-- BEGIN DATASET --

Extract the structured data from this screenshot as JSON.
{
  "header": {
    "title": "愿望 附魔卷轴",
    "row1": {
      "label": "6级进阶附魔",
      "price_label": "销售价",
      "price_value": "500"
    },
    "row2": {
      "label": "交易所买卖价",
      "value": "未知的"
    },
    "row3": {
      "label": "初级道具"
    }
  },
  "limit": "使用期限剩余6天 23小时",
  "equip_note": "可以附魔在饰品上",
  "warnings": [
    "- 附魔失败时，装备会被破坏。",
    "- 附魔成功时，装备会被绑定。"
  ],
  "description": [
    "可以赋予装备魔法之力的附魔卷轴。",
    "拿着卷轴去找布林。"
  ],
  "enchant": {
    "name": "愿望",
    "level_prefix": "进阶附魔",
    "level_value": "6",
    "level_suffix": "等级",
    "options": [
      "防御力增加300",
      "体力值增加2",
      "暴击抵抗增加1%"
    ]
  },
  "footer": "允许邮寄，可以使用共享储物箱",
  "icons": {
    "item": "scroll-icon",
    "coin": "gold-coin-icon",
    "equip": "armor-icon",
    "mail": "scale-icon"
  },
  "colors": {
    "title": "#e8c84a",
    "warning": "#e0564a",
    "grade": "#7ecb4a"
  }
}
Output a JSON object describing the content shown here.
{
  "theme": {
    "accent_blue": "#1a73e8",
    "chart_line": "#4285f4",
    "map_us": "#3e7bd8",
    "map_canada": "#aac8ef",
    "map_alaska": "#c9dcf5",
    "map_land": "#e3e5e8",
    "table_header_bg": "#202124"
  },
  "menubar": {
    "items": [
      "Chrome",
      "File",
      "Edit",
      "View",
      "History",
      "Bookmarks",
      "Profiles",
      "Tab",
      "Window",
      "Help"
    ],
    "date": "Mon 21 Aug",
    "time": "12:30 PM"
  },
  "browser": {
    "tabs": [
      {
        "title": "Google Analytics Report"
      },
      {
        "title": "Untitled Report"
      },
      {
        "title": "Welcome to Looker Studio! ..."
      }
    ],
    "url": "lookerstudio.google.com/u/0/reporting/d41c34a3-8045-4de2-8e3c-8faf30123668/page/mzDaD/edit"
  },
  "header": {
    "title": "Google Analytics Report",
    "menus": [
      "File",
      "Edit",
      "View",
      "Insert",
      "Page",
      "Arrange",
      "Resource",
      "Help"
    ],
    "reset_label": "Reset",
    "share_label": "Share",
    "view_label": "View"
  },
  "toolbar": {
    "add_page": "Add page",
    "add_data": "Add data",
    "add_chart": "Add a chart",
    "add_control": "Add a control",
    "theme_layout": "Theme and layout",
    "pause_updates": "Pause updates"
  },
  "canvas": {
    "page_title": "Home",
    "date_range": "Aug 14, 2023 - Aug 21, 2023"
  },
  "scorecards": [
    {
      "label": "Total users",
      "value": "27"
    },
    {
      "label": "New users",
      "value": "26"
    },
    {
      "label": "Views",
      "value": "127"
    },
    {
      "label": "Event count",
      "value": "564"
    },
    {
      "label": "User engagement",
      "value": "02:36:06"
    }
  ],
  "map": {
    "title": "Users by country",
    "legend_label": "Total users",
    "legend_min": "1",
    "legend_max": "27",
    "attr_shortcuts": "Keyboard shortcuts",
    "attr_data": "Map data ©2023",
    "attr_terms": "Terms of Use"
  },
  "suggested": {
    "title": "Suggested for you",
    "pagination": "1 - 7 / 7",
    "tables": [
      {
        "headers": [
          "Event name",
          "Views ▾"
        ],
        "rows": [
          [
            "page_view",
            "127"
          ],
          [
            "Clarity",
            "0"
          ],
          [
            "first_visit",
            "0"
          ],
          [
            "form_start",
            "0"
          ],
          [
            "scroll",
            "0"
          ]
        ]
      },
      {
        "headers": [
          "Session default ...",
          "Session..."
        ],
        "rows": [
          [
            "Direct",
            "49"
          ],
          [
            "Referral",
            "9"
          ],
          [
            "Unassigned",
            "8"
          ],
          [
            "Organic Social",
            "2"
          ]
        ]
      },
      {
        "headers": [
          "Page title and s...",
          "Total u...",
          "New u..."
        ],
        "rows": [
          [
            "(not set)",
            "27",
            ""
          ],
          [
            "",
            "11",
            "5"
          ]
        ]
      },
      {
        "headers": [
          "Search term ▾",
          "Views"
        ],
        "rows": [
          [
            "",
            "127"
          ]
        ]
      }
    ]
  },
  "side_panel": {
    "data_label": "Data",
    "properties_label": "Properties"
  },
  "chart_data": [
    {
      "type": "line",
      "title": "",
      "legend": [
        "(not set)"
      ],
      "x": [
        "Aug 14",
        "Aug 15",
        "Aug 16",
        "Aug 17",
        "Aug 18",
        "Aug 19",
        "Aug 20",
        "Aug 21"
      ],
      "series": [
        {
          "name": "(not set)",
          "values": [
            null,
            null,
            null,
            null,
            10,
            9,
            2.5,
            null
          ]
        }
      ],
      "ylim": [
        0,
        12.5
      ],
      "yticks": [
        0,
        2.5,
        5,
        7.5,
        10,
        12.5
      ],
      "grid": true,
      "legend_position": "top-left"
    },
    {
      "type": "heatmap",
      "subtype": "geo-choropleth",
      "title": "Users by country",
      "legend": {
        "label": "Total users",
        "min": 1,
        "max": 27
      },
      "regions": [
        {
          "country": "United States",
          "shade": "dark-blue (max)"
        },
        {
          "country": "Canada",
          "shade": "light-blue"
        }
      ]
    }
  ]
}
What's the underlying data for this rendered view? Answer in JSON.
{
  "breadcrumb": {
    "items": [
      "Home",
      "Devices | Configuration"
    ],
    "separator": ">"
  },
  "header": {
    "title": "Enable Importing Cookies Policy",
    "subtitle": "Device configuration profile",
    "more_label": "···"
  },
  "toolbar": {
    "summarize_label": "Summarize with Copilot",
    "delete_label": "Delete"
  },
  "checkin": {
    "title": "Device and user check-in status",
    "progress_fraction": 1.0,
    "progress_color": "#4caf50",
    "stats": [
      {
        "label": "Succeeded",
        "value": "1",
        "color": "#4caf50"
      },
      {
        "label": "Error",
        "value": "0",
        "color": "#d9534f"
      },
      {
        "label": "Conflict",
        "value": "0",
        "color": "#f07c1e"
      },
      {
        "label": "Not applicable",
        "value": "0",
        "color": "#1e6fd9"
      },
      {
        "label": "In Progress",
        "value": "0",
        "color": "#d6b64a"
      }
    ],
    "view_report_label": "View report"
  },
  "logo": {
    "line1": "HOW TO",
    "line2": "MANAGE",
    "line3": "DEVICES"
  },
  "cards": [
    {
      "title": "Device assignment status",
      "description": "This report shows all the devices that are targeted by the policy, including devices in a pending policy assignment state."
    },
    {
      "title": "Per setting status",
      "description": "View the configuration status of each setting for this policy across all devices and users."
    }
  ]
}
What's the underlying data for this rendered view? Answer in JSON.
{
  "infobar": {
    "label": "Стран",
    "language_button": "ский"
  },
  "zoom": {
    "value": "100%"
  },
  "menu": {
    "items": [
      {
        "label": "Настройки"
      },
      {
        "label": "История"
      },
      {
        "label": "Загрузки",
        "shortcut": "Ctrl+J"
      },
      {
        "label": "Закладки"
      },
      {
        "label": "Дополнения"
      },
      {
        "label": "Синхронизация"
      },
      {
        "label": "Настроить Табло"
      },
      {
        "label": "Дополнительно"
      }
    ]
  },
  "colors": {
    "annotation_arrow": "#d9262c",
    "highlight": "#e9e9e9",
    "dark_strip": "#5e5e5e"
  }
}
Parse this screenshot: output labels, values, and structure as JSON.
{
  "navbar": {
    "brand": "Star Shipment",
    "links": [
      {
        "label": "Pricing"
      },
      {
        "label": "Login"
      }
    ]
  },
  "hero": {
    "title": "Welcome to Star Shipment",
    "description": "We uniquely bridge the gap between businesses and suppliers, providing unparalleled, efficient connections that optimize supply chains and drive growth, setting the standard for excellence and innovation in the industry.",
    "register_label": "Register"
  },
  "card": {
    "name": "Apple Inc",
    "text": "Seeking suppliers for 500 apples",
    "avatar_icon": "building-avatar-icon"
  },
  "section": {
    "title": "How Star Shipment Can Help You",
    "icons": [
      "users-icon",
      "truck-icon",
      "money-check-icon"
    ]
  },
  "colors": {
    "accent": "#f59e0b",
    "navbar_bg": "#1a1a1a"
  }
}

-- END DATASET --

• WHAT YOU ARE ASKED TO DO:
Every line of the listing that holds "suppliers" is to be counted; give only the resulting number.

• THE SOLUTION:
2